Copy the lines of the entries that start at the line containing "990, 775, 1026]" and end after the line containing "0, 1004, 180]", including both of those lines.

(Visual layout annotation data)
------------------------------------
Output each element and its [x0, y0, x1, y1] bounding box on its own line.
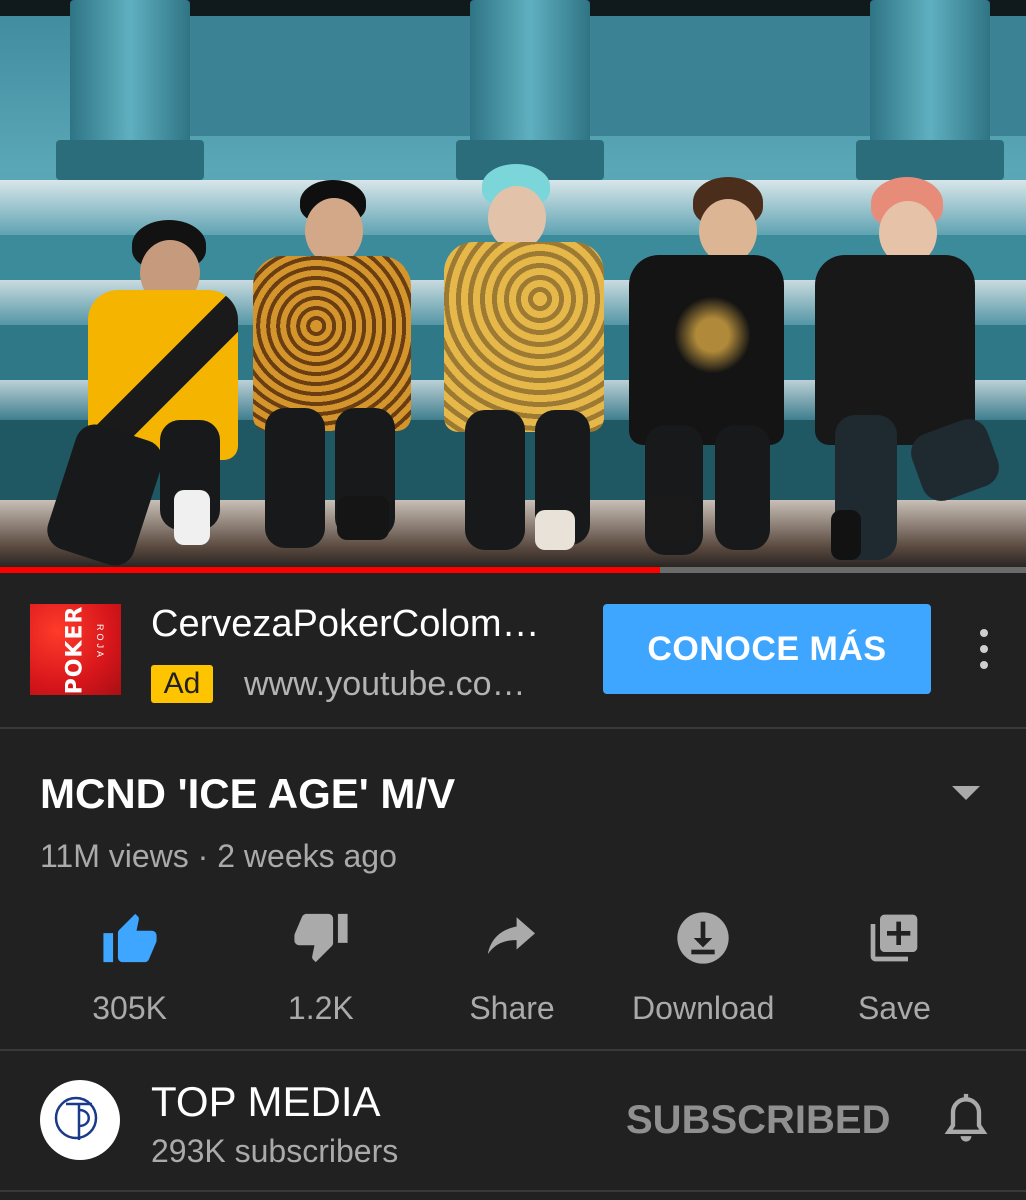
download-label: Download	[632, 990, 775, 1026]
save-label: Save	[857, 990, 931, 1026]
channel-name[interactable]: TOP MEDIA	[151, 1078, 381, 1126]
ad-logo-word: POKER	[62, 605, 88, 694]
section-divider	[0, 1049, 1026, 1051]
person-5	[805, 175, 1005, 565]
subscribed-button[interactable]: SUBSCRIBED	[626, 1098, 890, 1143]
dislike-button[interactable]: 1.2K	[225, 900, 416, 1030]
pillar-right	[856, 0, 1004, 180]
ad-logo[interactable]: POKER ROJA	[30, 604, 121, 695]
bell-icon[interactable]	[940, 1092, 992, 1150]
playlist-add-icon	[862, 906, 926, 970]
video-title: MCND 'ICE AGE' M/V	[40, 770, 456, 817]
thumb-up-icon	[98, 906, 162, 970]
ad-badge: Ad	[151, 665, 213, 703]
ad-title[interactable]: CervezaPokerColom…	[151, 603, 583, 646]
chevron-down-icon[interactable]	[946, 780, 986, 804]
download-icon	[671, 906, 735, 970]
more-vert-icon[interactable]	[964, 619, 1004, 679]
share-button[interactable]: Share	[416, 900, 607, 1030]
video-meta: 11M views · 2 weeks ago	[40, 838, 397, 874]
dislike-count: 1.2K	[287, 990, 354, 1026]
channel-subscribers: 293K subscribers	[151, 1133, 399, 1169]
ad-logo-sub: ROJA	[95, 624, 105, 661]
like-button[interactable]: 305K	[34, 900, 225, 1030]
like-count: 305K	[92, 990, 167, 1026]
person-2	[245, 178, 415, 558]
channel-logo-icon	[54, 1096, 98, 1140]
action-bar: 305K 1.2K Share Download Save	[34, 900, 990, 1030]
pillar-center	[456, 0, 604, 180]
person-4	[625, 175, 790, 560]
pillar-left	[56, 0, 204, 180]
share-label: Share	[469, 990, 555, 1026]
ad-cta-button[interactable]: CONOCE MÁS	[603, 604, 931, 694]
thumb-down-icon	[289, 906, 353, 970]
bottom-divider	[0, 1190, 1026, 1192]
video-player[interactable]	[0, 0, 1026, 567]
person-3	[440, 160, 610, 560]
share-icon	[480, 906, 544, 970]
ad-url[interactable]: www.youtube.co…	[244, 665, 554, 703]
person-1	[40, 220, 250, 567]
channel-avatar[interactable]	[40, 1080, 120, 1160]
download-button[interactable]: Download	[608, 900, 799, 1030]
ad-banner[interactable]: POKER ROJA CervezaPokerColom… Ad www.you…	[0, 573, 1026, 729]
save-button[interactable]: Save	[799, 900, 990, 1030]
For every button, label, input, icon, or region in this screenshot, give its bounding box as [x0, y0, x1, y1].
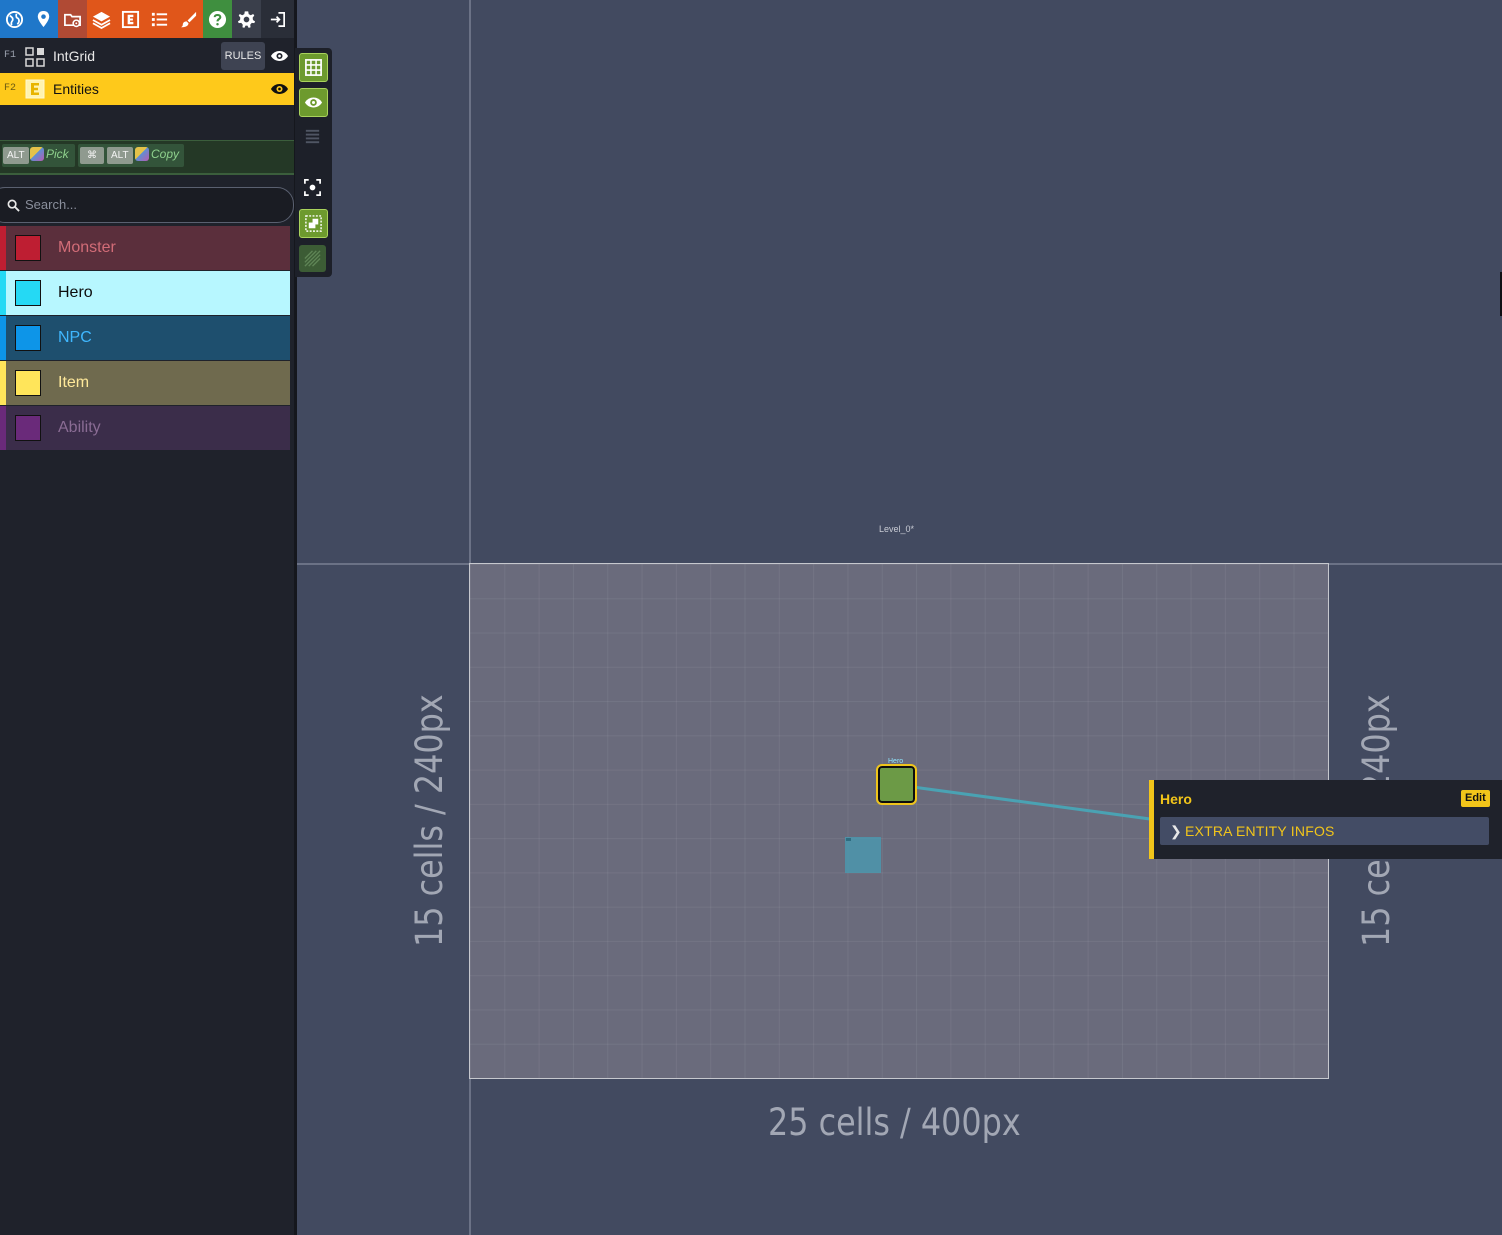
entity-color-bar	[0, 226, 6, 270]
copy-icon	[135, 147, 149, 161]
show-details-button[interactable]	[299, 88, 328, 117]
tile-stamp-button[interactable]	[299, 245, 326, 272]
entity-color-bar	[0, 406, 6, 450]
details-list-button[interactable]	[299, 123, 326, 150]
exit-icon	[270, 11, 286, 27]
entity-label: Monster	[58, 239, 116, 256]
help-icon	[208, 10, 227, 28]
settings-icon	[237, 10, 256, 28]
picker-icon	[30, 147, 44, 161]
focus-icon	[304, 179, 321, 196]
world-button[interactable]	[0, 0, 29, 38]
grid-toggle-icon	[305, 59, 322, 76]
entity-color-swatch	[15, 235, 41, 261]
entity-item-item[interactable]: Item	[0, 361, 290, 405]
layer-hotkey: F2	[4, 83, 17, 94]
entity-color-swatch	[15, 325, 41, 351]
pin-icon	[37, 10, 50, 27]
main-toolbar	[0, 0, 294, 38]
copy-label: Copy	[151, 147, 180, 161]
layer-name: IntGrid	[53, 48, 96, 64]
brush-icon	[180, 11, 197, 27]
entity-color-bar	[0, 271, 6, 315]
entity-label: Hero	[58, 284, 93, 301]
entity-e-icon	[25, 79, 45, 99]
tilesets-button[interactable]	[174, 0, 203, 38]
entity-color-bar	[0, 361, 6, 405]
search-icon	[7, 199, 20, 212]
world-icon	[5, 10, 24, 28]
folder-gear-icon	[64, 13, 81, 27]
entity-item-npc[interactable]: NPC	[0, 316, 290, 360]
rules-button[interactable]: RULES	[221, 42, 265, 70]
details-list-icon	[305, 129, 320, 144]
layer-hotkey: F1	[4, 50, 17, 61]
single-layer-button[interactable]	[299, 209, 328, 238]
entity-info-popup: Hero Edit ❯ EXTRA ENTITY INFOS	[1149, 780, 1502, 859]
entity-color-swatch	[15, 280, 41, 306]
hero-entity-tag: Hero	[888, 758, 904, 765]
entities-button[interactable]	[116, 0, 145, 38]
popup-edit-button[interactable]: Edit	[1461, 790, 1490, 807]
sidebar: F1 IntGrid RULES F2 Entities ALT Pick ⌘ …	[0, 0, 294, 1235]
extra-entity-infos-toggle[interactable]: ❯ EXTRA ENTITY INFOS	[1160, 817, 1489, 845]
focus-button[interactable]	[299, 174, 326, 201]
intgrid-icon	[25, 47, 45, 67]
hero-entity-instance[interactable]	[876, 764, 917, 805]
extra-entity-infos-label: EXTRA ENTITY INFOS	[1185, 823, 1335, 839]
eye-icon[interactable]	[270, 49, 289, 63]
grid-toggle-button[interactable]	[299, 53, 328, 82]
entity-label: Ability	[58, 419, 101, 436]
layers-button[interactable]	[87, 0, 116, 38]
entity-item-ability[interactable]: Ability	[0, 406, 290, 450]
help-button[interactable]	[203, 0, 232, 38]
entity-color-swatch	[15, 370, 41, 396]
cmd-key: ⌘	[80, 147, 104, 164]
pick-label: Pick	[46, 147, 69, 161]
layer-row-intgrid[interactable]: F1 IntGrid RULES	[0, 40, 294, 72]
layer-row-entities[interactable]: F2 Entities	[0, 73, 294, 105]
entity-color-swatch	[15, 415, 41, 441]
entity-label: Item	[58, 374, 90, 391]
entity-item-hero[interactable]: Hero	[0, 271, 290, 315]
------------------------------------
» RESPONSE:
download-label: Download	[632, 990, 775, 1026]
save-label: Save	[857, 990, 931, 1026]
channel-name[interactable]: TOP MEDIA	[151, 1078, 381, 1126]
ad-logo-word: POKER	[62, 605, 88, 694]
section-divider	[0, 1049, 1026, 1051]
person-5	[805, 175, 1005, 565]
subscribed-button[interactable]: SUBSCRIBED	[626, 1098, 890, 1143]
dislike-button[interactable]: 1.2K	[225, 900, 416, 1030]
pillar-right	[856, 0, 1004, 180]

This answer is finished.